История мамы глазами моего отца. Это её все звали Чижик, и это ей он посвятил в своём дневнике покаянные строки, которых она никогда не прочтёт.
«…Часто я подхожу к калитке. Обопрусь, долго-долго гляжу в сторону Семёновского и представляю могилку Люды. Эта зима 2004-2005 года была особенно трудной. Посещая кладбище, я думаю: приду, выскажу Люде вслух всё, что наболело. А прихожу, смотрю на фото и стою, как истукан. И сказать могу только: «Прости за всё!»
Я выпиваю рюмку перед обедом, и на меня наплывают воспоминания. Я не успеваю записывать, а потом всё сходит на нет. Как дурак, не знаю, что писать. И для чего писал всё это – для чего, для кого… Переключаюсь на фотографии, смотрю молча и плачу.

● ПЕРЕЧЕНЬ СТРОК
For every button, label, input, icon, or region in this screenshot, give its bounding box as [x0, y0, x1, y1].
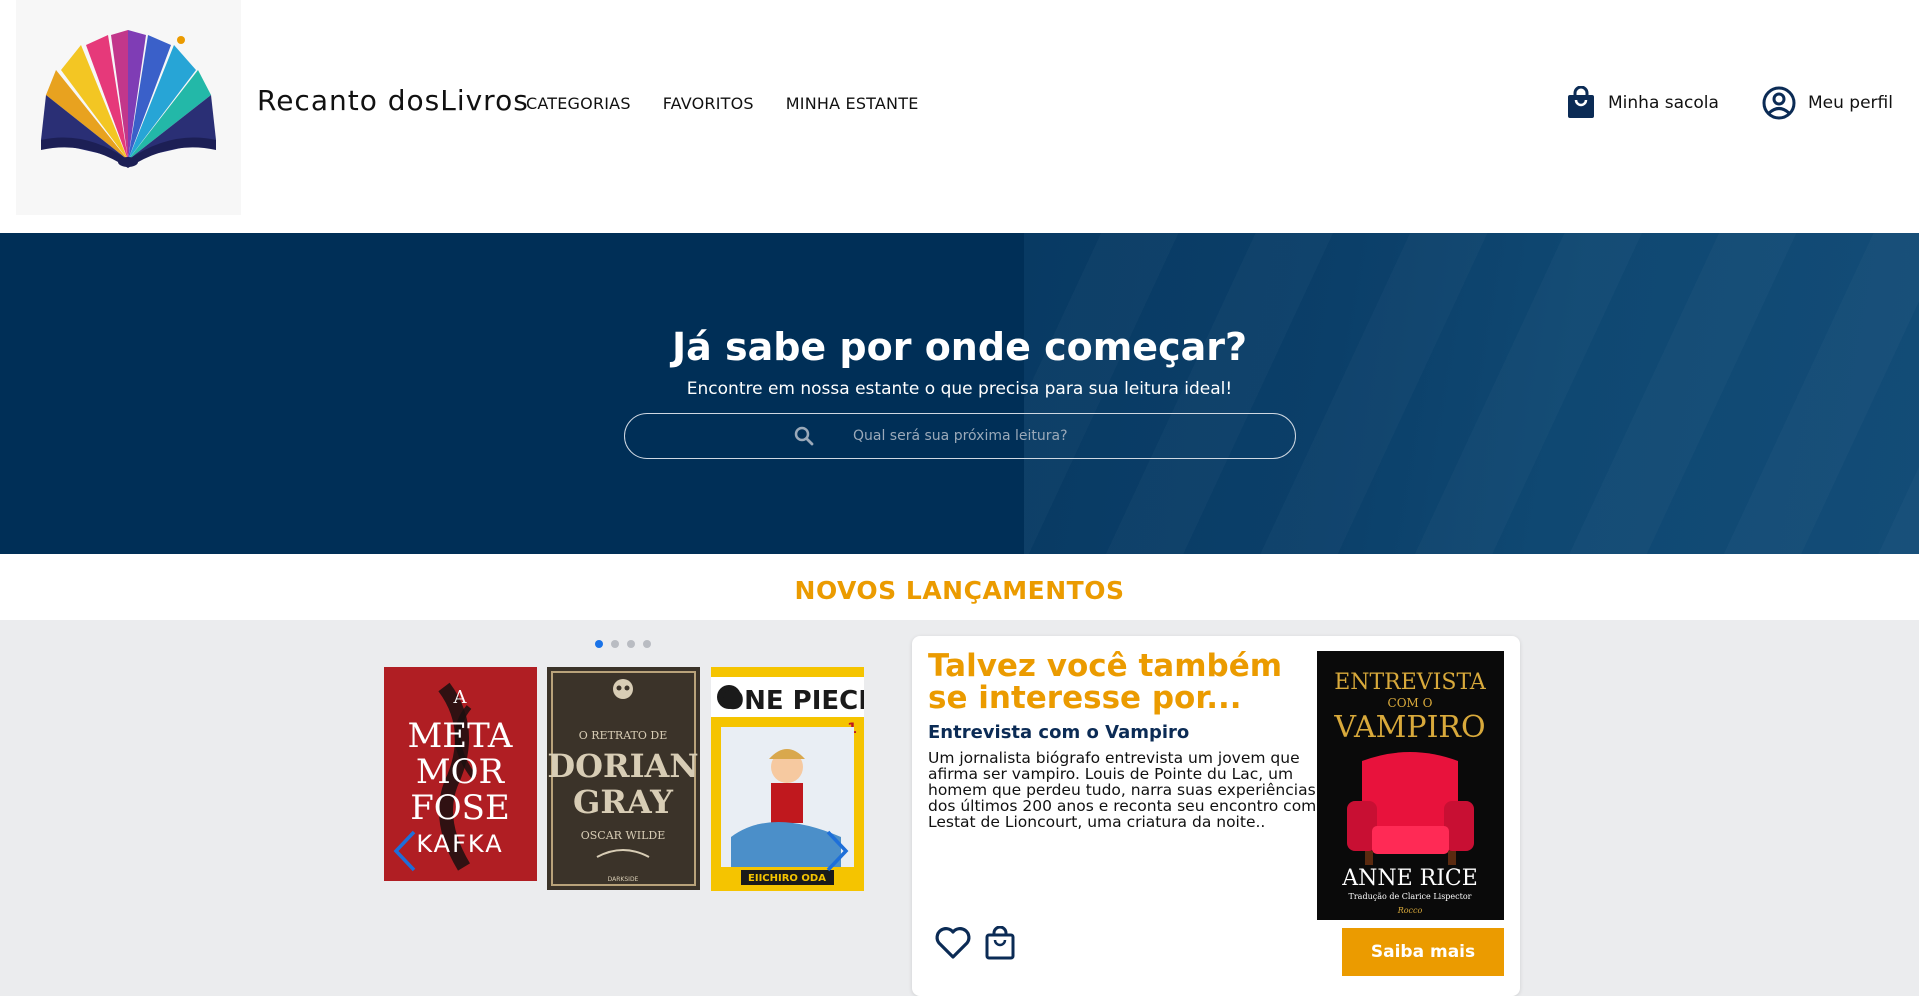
nav-categorias[interactable]: CATEGORIAS: [526, 94, 631, 113]
suggestion-heading: Talvez você também se interesse por...: [928, 648, 1283, 716]
cover1-line3: MOR: [416, 752, 506, 792]
brand-part2: Livros: [440, 84, 529, 117]
search-icon[interactable]: [793, 425, 815, 447]
learn-more-button[interactable]: Saiba mais: [1342, 928, 1504, 976]
cover2-title1: DORIAN: [547, 747, 698, 785]
cover-line3: VAMPIRO: [1333, 710, 1485, 745]
shopping-bag-button[interactable]: Minha sacola: [1566, 86, 1719, 120]
cover3-title: ONE PIECE: [722, 686, 864, 716]
cover1-author: KAFKA: [416, 830, 503, 858]
cover-author: ANNE RICE: [1341, 866, 1478, 891]
cover1-line1: A: [453, 687, 468, 708]
cover-translator: Tradução de Clarice Lispector: [1349, 892, 1472, 901]
releases-title: NOVOS LANÇAMENTOS: [794, 576, 1125, 605]
suggestion-card: Talvez você também se interesse por... E…: [912, 636, 1520, 996]
suggestion-book-title[interactable]: Entrevista com o Vampiro: [928, 722, 1189, 743]
cover3-author: EIICHIRO ODA: [748, 873, 826, 884]
favorite-heart-icon[interactable]: [934, 924, 972, 960]
nav-favoritos[interactable]: FAVORITOS: [663, 94, 754, 113]
carousel-dot-2[interactable]: [611, 640, 619, 648]
nav-minha-estante[interactable]: MINHA ESTANTE: [786, 94, 919, 113]
cover2-publisher: DARKSIDE: [608, 876, 639, 883]
profile-button[interactable]: Meu perfil: [1762, 86, 1893, 120]
carousel-dot-4[interactable]: [643, 640, 651, 648]
brand-name[interactable]: Recanto dosLivros: [257, 84, 529, 117]
add-to-bag-icon[interactable]: [984, 926, 1016, 960]
dorian-gray-cover-art: O RETRATO DE DORIAN GRAY OSCAR WILDE DAR…: [547, 667, 700, 890]
cover-line1: ENTREVISTA: [1334, 670, 1487, 695]
brand-part1: Recanto dos: [257, 84, 441, 117]
search-bar[interactable]: [624, 413, 1296, 459]
cover-publisher: Rocco: [1397, 906, 1423, 915]
carousel-dot-3[interactable]: [627, 640, 635, 648]
main-nav: CATEGORIAS FAVORITOS MINHA ESTANTE: [526, 94, 951, 113]
carousel-next-chevron-icon[interactable]: [822, 828, 852, 874]
site-header: Recanto dosLivros CATEGORIAS FAVORITOS M…: [0, 0, 1919, 233]
cover-line2: COM O: [1388, 696, 1433, 710]
profile-label: Meu perfil: [1808, 93, 1893, 113]
book-cover-dorian-gray[interactable]: O RETRATO DE DORIAN GRAY OSCAR WILDE DAR…: [547, 667, 700, 890]
site-logo[interactable]: [16, 0, 241, 215]
shopping-bag-label: Minha sacola: [1608, 93, 1719, 113]
hero-banner: Já sabe por onde começar? Encontre em no…: [0, 233, 1919, 554]
carousel-dots: [595, 640, 651, 648]
cover1-line4: FOSE: [410, 788, 510, 828]
open-book-logo-icon: [41, 30, 216, 168]
suggestion-book-cover[interactable]: ENTREVISTA COM O VAMPIRO ANNE RICE Tradu…: [1317, 651, 1504, 920]
carousel-dot-1[interactable]: [595, 640, 603, 648]
carousel-prev-chevron-icon[interactable]: [390, 828, 420, 874]
user-account-icon: [1762, 86, 1796, 120]
cover2-top: O RETRATO DE: [579, 729, 668, 742]
hero-subtitle: Encontre em nossa estante o que precisa …: [686, 379, 1233, 399]
search-input[interactable]: [853, 422, 1273, 450]
cover2-author: OSCAR WILDE: [581, 829, 666, 842]
vampire-cover-art: ENTREVISTA COM O VAMPIRO ANNE RICE Tradu…: [1317, 651, 1504, 920]
cover2-title2: GRAY: [573, 783, 674, 821]
suggestion-description: Um jornalista biógrafo entrevista um jov…: [928, 749, 1317, 831]
shopping-bag-icon: [1568, 86, 1594, 118]
cover1-line2: META: [407, 716, 512, 756]
hero-title: Já sabe por onde começar?: [671, 325, 1248, 369]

● СУТЬ ЗАДАНИЯ
Какую зиму отец в своём дневнике из отрывка называет особенно трудной?

● РЕЗУЛЬТАТ УПРАЖНЕНИЯ
Зиму 2004-2005 года.